• [Required task]
Pull out each line of the data that includes the word "Software".

• [Input data]
-------
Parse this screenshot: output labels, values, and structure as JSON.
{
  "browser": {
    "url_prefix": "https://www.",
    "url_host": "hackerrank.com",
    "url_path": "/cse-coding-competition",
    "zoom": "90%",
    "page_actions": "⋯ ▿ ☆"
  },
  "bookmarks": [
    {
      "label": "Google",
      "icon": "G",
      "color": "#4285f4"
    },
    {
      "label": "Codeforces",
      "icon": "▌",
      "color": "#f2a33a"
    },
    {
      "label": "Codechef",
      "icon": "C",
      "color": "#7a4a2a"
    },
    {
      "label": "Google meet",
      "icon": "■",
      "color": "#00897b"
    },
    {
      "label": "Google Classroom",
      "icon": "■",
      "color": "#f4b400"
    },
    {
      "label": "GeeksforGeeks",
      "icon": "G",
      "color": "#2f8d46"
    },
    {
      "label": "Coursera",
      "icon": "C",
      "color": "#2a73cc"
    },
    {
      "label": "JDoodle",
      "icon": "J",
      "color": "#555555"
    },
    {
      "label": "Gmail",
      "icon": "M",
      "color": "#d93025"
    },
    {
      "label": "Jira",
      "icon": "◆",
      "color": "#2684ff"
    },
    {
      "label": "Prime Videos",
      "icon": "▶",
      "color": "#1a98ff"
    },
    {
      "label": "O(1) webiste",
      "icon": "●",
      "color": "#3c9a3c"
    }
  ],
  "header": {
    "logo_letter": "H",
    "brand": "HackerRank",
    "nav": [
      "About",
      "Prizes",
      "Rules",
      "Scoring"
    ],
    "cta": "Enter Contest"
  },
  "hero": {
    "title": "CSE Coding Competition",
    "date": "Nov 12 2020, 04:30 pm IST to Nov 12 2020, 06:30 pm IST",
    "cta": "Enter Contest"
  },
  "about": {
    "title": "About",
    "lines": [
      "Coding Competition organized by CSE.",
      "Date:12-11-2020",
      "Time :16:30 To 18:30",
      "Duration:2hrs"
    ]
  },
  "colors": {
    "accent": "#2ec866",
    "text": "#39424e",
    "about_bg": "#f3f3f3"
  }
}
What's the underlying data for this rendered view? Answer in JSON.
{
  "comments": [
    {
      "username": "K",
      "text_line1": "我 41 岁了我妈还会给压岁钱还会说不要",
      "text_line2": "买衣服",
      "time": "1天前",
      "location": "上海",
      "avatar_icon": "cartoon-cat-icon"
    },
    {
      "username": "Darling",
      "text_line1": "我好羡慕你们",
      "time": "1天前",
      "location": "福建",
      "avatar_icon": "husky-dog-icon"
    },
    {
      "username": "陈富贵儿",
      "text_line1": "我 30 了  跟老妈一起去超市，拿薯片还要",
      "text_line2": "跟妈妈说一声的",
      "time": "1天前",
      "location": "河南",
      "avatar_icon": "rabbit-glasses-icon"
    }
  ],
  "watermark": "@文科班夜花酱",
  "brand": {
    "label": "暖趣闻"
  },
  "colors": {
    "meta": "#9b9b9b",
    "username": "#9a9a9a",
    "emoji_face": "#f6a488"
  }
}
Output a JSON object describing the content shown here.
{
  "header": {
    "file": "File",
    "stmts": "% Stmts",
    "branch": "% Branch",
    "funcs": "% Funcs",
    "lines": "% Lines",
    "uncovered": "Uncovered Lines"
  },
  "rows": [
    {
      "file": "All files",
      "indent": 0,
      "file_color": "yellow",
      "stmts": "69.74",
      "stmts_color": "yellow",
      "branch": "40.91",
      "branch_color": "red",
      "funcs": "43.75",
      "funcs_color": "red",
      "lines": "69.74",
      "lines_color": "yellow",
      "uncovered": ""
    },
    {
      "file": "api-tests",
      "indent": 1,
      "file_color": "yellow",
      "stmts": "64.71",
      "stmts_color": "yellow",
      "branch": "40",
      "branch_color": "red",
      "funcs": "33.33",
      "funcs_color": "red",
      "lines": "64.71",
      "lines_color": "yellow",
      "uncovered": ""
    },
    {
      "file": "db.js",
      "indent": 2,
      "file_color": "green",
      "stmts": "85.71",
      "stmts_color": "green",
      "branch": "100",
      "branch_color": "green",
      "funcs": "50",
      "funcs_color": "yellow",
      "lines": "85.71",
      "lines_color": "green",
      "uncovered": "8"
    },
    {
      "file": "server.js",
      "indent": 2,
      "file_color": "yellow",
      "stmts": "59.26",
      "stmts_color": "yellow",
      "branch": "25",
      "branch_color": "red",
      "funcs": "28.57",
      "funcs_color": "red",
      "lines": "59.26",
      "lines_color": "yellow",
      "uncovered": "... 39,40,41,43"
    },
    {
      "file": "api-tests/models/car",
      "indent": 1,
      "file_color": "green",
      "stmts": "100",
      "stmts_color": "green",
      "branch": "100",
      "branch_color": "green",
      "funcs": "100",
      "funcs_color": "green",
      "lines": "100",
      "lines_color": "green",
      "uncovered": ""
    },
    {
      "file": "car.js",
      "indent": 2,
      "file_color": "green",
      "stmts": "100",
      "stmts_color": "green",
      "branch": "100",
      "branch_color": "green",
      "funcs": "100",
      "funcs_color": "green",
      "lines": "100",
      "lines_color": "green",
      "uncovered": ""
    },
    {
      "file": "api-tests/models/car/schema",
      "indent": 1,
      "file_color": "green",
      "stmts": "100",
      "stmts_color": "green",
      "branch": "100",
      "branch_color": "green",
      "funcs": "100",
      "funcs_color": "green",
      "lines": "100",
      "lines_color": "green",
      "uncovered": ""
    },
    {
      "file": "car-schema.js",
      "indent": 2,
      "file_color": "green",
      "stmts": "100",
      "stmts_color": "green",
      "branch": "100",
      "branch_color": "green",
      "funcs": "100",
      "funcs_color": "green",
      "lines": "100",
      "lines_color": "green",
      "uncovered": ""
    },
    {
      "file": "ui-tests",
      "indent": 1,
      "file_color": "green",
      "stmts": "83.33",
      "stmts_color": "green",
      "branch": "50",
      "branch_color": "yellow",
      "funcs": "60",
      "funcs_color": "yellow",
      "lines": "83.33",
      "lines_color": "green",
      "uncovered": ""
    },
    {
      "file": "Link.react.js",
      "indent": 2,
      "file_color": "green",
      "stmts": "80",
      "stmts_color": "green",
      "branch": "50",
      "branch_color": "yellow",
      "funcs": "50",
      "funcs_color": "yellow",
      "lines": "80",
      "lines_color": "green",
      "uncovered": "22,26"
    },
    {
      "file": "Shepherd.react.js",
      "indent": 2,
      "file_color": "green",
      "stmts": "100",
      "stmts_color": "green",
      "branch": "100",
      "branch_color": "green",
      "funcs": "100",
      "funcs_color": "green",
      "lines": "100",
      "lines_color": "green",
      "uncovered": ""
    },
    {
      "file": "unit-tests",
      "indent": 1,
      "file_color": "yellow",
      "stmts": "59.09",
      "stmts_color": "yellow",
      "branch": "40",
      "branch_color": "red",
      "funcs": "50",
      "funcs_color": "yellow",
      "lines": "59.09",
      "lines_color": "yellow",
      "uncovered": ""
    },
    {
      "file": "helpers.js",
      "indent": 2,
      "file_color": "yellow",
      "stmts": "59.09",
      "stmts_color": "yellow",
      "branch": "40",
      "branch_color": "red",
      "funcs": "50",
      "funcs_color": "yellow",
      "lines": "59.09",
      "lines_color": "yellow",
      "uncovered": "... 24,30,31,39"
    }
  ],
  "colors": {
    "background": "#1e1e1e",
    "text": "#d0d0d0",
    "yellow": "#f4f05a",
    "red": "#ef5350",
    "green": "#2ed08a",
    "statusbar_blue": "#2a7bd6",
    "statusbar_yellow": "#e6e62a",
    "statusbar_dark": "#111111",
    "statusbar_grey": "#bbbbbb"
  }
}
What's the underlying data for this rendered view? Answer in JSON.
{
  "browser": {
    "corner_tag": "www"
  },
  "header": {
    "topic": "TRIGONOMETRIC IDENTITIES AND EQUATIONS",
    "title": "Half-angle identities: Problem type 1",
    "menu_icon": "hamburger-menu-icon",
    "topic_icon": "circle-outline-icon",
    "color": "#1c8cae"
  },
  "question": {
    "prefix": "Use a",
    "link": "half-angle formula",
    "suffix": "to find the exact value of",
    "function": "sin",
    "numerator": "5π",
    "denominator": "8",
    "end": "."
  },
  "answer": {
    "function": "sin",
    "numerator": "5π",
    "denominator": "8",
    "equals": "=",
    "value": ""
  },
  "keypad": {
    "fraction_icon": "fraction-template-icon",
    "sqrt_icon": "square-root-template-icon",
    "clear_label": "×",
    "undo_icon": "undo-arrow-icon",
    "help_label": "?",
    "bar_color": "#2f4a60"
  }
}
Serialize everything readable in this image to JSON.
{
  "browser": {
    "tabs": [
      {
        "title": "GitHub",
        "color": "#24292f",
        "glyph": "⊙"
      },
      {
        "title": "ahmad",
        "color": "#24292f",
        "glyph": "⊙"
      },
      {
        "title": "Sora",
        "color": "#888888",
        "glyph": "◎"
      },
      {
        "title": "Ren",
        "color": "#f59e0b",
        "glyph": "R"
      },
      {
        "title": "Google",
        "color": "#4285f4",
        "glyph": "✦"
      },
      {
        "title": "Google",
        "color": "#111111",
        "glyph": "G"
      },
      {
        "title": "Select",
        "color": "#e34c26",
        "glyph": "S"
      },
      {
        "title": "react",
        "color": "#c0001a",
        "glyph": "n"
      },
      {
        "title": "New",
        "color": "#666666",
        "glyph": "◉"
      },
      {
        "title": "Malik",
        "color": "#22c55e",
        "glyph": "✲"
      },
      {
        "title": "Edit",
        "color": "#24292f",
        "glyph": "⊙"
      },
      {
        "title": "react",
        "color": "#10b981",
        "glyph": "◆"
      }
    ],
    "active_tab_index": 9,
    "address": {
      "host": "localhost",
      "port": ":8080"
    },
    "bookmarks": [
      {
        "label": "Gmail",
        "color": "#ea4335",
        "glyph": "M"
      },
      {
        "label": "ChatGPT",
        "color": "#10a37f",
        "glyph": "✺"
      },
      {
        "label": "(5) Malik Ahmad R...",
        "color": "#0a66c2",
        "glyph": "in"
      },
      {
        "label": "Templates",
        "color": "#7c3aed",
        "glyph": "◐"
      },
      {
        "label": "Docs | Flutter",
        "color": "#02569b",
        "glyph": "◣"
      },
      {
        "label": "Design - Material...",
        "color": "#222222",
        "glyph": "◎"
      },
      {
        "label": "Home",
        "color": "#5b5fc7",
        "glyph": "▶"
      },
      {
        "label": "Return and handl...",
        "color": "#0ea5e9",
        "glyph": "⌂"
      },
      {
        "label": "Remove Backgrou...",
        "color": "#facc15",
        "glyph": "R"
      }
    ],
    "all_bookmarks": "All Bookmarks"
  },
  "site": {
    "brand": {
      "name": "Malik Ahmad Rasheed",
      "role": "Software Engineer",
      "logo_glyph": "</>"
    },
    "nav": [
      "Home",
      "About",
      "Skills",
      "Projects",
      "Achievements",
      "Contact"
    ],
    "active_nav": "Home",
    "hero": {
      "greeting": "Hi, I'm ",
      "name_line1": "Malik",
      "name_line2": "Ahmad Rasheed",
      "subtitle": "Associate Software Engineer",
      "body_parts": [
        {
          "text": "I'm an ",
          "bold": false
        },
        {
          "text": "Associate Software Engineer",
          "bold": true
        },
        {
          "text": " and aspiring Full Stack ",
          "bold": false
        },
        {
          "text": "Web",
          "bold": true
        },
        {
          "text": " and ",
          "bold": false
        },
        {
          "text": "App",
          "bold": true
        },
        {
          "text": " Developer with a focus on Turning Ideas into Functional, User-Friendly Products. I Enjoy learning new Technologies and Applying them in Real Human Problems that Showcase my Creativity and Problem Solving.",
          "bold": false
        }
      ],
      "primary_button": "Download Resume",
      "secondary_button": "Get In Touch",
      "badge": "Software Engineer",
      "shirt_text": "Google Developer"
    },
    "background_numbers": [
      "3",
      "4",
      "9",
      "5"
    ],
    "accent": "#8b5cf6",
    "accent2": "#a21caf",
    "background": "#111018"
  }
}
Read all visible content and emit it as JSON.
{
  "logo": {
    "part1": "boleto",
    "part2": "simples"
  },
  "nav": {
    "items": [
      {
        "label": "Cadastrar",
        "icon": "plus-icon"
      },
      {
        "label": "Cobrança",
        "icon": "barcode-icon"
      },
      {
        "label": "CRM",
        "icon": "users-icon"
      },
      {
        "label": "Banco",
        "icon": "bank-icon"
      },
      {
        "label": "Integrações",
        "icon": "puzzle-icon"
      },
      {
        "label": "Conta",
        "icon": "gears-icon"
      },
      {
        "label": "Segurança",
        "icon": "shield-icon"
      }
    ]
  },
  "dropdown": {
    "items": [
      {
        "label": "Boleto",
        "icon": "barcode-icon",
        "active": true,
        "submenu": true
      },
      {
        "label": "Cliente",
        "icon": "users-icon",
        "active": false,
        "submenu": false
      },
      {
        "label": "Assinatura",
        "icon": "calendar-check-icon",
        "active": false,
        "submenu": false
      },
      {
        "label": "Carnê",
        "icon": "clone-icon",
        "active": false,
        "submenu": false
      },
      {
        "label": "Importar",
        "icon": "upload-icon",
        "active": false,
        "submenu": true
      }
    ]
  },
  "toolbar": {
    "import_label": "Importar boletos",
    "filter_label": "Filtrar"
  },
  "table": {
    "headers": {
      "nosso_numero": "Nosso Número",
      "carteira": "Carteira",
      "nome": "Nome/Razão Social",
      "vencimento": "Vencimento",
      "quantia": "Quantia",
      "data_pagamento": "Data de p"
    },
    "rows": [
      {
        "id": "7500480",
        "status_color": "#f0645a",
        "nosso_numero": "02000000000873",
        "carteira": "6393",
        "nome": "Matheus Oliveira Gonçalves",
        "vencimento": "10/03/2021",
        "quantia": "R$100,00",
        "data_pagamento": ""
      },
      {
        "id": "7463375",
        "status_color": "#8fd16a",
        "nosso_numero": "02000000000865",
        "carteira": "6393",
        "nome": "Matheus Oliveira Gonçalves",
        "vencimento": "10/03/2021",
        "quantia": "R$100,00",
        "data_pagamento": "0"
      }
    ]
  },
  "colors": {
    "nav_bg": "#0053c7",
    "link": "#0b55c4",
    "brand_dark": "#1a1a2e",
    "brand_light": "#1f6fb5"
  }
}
-------
• [Written response]
      "role": "Software Engineer",
      "subtitle": "Associate Software Engineer",
          "text": "Associate Software Engineer",
      "badge": "Software Engineer",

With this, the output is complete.